§ Requirements
Continue the mine haul truck incident report below, picking up after its last sentence.

§ Given text
================

The night shift on 30 November, 2013, was the first time the truck operator had been assigned to operate a CAT 793D following his training on that model on 7 November 2013. According to the truck operator, the CAT 793D were a similar truck to the CAT 789C models that he had operated numerous times, but they were wider and carried more tonnage.

The truck operator’s training on the CAT 793D consisted of a theory assessment and operating the truck for ‘a few’ haul loads with a trainer.

The transfer of information at the mine occurred via quarterly training days, monthly communication sessions, fortnightly letters, pre-shift meetings, noticeboard announcements, and kiosks.

A presentation at the November 2013 quarterly training days (November QTD) noted that from 289 hazards/improvements raised up to that point in 2013, roads were the top hazard which accounted for 12 per cent of hazards raised (35 reports). Windrows were the equal second top hazard accounting for 8 per cent of hazards raised (23 reports).

A presentation on light vehicle interactions, and heavy vehicles interactions, was given at the November QTD. It is noted that Ms Forshaw attended the November QTD on 27 November 2013. The truck operator did not attend the November QTD.

Contributory factor

The Landcruiser operated by Ms Forshaw entered the path of the truck. It is possible that Ms Forshaw:

  • recognised the presence of the intersection, but was not able to detect the truck
  • observed the truck, but misinterpreted the road environment presented and what was required.

The combination of a range of factors is likely to have contributed to the incident.

================

§ Material provided
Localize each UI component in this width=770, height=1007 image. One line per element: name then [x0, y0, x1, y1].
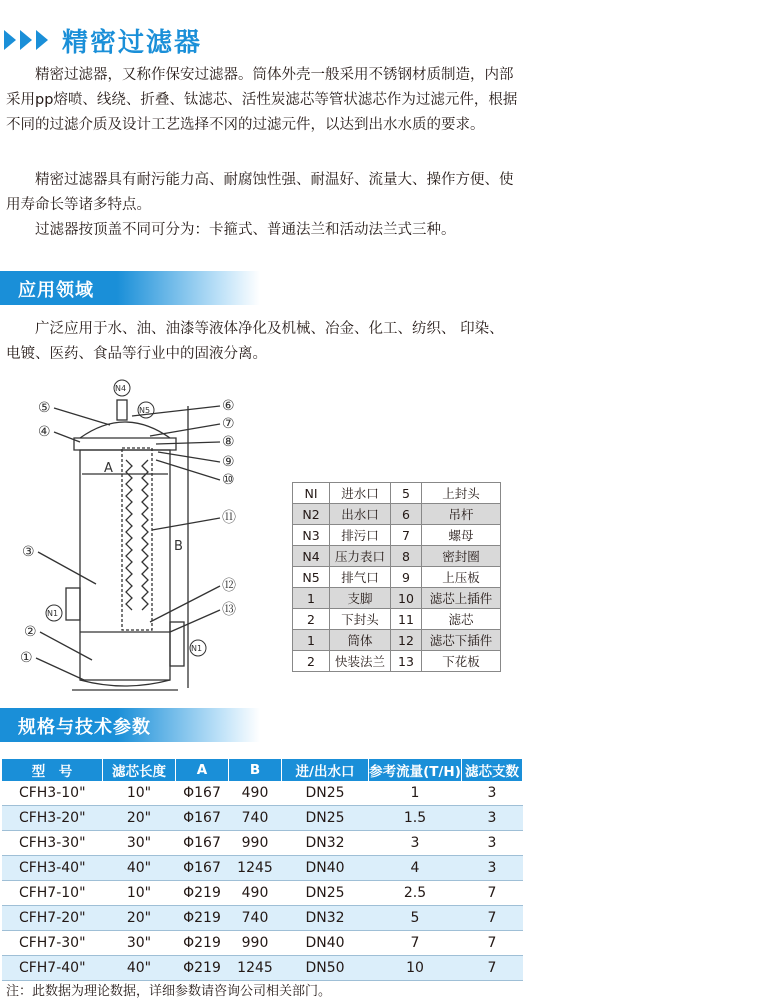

================

§ Response
These include:

  • the interaction of light and heavy vehicles on haul roads at ROC created opportunity for vehicle collisions
  • some aspects of the intersection design and signage did not meet ROC guidelines and/or ARRB best practice
  • the height of the windrows may have restricted Ms Forshaw’s line of sight from the Landcruiser while travelling in a westerly direction down the 8th ramp making it difficult to see the truck on the 9th haul road approaching the intersection
  • the background lighting near the intersection had the potential to disorientate or confuse drivers approaching the intersection on the 8th ramp. The background lighting may have adversely affected Ms Forshaw’s ability to detect a moving vehicle on the 9th haul road with accuracy and certainty
  • the presence of the water ponding may have been a contributory factor in the incident if it had distracted Ms Forshaw and/or led to reflection of the secondary lighting and vehicle headlights off the water’s surface causing glare and confusion
  • the poor visibility of the truck due to the obscured front bumper lights and the recessed RHS low beam light may have contributed to the incident by limiting the visibility of the truck that night. Due to the height of the truck and its close proximity to the intersection, the lack of light coming from the bumper lights would have made it difficult for Ms Forshaw to see the truck
  • the absence of other illumination devices on the truck to enhance the visibility of the front, top and side of the truck would have made it difficult to detect the truck whilst travelling down the 8th ramp and at the intersection
  • the limited field of vision of the truck operator meant that the operator could not see the Landcruiser when it was positioned in the truck blind spot in order to take evasive action.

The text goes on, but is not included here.